## What you need to do
Check every line of the material below for the string "nuevos", and return the ones that have it.

## Supplied data
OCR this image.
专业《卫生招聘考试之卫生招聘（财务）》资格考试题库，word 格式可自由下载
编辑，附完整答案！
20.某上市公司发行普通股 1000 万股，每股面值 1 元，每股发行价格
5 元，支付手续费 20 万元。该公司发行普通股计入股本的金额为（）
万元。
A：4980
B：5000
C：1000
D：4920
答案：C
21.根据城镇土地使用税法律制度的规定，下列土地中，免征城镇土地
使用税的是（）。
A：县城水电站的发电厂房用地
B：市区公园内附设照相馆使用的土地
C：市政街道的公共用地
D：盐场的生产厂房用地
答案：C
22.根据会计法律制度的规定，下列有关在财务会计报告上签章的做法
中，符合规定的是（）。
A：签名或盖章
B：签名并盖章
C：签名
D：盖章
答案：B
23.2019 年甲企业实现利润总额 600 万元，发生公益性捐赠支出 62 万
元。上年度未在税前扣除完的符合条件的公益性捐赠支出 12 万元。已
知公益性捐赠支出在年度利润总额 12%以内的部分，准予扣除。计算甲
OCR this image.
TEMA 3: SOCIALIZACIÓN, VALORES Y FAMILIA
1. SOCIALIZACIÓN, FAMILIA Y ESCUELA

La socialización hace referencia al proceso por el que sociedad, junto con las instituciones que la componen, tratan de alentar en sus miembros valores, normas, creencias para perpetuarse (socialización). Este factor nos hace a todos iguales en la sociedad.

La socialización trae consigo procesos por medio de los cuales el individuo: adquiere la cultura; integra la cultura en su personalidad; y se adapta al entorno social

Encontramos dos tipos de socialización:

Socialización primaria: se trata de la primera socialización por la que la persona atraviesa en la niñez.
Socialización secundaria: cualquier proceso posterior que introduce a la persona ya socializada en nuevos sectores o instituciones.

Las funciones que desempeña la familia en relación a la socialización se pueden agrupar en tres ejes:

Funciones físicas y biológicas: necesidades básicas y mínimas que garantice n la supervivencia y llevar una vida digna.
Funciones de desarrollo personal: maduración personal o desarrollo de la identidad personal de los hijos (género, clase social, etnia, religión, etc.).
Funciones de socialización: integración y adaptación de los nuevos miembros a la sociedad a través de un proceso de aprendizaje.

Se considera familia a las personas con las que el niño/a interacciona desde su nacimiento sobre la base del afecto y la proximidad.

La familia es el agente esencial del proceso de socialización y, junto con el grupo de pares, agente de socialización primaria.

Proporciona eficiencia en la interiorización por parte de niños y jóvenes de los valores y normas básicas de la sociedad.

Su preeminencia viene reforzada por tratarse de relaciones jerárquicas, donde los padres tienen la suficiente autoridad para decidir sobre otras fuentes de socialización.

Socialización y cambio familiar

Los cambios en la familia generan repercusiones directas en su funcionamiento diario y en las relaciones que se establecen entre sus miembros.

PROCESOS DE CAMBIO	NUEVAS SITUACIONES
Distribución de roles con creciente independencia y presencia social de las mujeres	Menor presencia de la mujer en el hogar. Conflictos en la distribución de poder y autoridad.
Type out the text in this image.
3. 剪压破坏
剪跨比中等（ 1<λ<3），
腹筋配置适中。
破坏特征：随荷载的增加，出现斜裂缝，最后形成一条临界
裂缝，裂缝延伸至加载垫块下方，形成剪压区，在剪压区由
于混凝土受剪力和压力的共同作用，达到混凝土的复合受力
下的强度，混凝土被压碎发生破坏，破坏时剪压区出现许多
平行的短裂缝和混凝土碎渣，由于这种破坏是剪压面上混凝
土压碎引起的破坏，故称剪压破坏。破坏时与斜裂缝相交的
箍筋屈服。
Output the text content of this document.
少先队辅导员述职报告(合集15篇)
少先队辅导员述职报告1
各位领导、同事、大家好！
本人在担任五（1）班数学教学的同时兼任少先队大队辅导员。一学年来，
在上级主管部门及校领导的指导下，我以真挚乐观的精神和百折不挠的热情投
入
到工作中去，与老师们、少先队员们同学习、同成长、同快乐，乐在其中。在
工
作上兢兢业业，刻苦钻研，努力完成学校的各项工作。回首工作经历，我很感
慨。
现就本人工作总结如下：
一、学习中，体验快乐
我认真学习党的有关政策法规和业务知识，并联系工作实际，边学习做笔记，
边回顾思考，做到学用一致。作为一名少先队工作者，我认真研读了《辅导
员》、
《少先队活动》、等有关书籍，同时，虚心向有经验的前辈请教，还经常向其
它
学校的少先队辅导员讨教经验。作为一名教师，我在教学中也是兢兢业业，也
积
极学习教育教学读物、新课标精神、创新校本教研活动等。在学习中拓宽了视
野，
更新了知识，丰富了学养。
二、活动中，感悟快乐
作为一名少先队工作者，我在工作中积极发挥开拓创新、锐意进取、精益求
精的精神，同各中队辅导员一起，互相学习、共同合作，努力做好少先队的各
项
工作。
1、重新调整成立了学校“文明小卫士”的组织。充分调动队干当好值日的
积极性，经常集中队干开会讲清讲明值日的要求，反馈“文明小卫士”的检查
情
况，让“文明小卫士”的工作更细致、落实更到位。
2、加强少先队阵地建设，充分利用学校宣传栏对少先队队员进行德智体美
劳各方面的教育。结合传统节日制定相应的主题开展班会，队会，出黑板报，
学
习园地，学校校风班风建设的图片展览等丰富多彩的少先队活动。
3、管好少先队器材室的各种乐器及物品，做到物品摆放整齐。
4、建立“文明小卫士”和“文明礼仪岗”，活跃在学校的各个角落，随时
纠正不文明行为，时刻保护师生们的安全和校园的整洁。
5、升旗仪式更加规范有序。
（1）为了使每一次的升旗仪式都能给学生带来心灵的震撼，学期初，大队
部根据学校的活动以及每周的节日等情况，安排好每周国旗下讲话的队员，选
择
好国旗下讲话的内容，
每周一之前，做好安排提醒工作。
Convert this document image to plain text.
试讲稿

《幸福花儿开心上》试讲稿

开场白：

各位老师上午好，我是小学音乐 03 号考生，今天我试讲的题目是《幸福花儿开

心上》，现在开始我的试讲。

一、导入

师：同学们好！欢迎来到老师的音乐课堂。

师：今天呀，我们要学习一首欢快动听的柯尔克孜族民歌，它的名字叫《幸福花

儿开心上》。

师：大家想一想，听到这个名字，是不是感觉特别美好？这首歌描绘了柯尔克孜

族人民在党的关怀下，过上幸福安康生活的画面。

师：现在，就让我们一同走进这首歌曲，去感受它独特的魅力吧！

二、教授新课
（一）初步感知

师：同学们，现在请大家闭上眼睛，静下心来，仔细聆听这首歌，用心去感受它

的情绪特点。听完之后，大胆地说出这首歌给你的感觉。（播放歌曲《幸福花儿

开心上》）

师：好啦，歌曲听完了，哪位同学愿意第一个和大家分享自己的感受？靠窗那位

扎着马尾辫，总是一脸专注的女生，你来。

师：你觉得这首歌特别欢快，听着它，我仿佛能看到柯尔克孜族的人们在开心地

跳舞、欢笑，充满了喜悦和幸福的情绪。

## Answer to this problem
Socialización secundaria: cualquier proceso posterior que introduce a la persona ya socializada en nuevos sectores o instituciones.
Funciones de socialización: integración y adaptación de los nuevos miembros a la sociedad a través de un proceso de aprendizaje.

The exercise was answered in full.